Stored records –
---

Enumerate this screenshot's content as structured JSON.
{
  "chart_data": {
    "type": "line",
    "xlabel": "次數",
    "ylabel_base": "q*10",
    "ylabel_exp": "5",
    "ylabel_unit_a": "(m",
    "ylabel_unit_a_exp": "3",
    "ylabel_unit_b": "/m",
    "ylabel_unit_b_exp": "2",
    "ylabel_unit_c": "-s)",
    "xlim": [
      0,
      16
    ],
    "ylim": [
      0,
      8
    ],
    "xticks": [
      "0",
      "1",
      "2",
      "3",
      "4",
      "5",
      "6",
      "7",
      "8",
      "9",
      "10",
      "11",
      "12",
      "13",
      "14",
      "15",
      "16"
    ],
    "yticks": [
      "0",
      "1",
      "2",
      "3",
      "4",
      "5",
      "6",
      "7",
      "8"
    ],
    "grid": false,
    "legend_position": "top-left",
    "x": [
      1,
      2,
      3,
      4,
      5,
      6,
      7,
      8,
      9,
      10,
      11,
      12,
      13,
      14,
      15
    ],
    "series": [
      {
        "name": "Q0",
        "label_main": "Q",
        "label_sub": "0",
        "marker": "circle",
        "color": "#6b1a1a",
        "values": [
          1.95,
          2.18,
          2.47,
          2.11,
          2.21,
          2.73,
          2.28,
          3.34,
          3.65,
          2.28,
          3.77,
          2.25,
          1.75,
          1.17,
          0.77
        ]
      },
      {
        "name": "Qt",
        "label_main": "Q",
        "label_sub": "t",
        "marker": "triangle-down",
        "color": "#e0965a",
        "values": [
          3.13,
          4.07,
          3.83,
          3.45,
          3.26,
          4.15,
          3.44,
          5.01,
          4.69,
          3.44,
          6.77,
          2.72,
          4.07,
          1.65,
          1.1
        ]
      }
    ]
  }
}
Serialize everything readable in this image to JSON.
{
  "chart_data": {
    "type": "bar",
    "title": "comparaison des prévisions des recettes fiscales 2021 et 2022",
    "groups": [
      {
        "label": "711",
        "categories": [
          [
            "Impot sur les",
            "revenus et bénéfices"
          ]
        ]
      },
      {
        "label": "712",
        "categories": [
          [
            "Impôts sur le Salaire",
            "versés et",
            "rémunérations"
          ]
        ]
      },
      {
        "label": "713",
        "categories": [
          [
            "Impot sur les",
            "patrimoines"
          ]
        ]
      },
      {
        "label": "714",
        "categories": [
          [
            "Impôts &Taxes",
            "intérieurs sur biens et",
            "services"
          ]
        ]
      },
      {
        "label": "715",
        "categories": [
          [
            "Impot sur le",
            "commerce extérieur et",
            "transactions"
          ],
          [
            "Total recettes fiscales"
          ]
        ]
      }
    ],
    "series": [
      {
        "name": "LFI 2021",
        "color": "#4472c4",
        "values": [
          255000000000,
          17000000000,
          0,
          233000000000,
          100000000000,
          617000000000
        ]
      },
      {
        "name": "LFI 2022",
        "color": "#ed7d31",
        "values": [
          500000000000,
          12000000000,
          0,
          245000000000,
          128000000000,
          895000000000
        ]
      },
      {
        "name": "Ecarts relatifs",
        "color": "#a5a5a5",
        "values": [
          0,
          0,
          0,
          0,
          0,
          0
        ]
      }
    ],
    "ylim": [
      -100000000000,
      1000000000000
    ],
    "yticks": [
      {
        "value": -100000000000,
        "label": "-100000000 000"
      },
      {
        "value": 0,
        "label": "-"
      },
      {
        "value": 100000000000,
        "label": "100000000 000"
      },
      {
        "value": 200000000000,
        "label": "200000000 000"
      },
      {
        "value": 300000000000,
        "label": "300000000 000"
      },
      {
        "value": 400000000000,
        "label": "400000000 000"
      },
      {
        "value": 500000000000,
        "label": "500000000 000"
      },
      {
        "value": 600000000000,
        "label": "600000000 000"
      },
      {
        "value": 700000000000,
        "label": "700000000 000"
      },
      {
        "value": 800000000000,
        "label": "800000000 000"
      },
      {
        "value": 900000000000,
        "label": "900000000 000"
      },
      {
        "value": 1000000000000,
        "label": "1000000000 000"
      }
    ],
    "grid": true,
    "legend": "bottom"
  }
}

---

Task description – From the records above, pull out every line containing the word "recettes".

Expected output –
    "title": "comparaison des prévisions des recettes fiscales 2021 et 2022",
            "Total recettes fiscales"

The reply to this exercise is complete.